**Task details**
Look through the material below. Copy each line that contains the string "name".

(Items from a figure collection)
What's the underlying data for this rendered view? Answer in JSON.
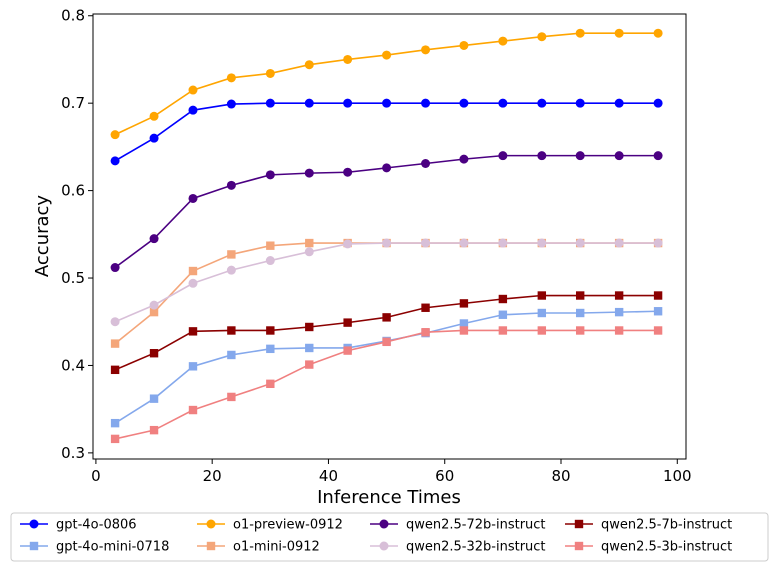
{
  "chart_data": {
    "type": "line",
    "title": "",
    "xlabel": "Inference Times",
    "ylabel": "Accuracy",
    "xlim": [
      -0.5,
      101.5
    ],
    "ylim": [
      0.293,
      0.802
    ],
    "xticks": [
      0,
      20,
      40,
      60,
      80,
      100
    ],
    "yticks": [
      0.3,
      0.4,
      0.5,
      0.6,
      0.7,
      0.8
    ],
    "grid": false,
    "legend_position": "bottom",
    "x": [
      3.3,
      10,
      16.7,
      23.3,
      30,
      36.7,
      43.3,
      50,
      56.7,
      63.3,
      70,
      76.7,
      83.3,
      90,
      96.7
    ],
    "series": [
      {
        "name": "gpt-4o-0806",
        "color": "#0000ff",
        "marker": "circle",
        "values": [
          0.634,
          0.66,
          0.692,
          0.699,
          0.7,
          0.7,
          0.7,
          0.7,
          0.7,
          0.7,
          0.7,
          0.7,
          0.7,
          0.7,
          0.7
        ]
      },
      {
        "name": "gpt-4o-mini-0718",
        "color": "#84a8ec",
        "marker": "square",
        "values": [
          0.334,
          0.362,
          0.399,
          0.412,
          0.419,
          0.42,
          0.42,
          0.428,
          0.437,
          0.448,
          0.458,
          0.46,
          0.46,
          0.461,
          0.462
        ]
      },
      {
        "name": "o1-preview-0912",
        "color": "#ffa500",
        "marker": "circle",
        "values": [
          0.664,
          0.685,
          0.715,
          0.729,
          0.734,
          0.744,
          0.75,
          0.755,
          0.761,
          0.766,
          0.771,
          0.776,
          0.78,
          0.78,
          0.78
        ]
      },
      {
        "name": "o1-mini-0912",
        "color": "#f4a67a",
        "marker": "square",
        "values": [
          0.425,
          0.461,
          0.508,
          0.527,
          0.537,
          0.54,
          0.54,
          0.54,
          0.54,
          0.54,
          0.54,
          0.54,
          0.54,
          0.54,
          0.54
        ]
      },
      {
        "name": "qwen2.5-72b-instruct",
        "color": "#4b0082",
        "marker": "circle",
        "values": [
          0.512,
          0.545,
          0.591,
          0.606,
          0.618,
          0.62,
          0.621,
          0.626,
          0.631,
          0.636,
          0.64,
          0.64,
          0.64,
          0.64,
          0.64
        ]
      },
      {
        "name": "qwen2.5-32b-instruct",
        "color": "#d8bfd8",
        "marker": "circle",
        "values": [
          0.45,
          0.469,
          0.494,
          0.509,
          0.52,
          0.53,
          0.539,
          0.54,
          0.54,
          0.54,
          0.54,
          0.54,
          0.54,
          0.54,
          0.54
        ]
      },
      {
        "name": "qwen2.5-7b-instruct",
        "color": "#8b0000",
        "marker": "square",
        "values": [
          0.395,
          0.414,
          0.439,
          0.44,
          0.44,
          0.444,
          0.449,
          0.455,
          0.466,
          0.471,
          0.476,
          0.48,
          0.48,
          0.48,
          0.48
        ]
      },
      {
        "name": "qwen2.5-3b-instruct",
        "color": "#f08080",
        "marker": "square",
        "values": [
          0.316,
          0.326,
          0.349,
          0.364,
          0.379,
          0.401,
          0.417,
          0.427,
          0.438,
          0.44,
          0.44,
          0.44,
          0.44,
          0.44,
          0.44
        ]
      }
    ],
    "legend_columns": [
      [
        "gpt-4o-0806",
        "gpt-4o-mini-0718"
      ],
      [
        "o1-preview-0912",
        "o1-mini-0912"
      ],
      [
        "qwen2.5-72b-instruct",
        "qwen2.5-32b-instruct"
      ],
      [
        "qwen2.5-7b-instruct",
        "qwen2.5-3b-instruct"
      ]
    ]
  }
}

---

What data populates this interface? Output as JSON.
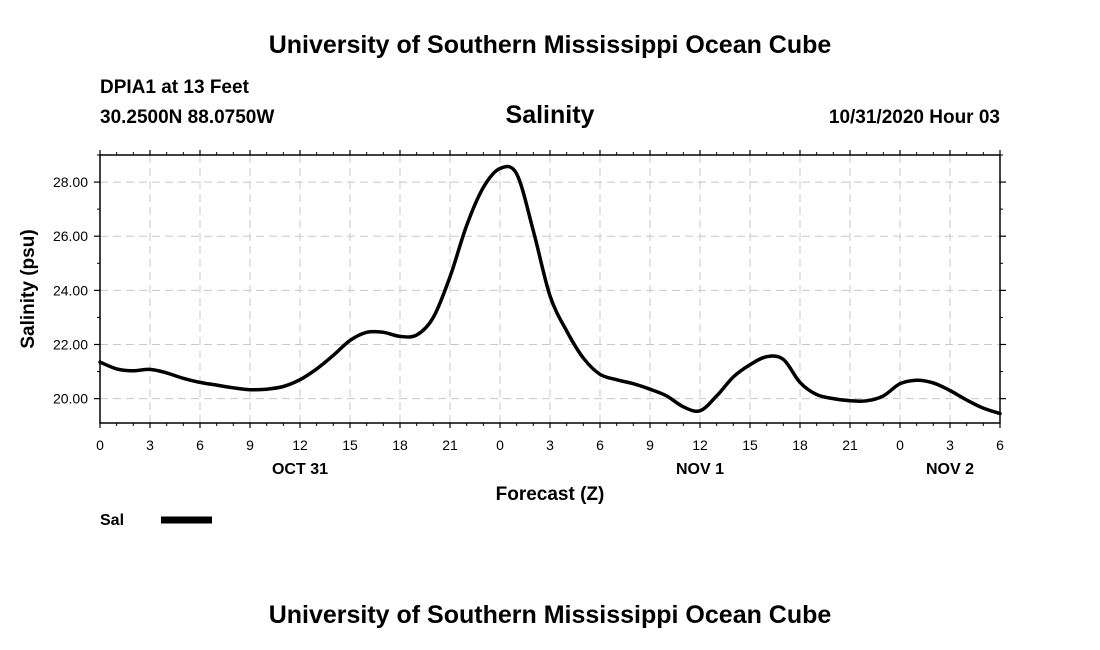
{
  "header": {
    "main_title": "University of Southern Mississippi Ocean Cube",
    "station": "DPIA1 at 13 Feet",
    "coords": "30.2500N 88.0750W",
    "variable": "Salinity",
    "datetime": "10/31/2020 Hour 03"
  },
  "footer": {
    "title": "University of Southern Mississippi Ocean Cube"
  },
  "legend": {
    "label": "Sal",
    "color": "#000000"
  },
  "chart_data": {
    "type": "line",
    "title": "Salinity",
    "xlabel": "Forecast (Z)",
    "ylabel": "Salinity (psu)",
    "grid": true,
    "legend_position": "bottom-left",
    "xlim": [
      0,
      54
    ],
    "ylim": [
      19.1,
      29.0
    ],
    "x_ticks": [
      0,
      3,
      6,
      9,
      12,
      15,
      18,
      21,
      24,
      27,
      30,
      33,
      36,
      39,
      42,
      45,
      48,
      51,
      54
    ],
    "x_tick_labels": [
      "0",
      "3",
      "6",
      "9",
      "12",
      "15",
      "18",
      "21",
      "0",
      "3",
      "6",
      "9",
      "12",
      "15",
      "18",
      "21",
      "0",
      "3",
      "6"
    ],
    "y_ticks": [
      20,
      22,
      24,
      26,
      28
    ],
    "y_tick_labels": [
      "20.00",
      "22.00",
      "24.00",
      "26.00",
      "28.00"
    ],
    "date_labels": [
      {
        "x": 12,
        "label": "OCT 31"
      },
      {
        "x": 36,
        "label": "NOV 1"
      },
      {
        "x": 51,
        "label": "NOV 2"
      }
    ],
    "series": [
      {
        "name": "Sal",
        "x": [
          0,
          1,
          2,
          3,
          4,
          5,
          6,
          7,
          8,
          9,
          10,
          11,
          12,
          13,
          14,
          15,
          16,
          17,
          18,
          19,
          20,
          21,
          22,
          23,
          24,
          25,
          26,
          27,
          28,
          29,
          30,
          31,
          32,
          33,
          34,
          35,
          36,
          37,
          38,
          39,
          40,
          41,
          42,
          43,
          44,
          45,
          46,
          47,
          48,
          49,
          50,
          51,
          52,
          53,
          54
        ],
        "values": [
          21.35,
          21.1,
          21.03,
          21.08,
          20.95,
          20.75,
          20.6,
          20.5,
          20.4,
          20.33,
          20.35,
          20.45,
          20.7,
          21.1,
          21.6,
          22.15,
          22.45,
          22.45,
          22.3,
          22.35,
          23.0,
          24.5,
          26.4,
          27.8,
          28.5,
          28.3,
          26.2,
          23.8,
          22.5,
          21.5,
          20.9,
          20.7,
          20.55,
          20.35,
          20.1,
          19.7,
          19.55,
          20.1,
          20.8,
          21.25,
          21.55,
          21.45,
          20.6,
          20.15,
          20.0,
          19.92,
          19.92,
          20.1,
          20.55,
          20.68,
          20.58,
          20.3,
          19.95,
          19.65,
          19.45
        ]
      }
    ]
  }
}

**Solution to the exercise**
        "name": "gpt-4o-0806",
        "name": "gpt-4o-mini-0718",
        "name": "o1-preview-0912",
        "name": "o1-mini-0912",
        "name": "qwen2.5-72b-instruct",
        "name": "qwen2.5-32b-instruct",
        "name": "qwen2.5-7b-instruct",
        "name": "qwen2.5-3b-instruct",
        "name": "Sal",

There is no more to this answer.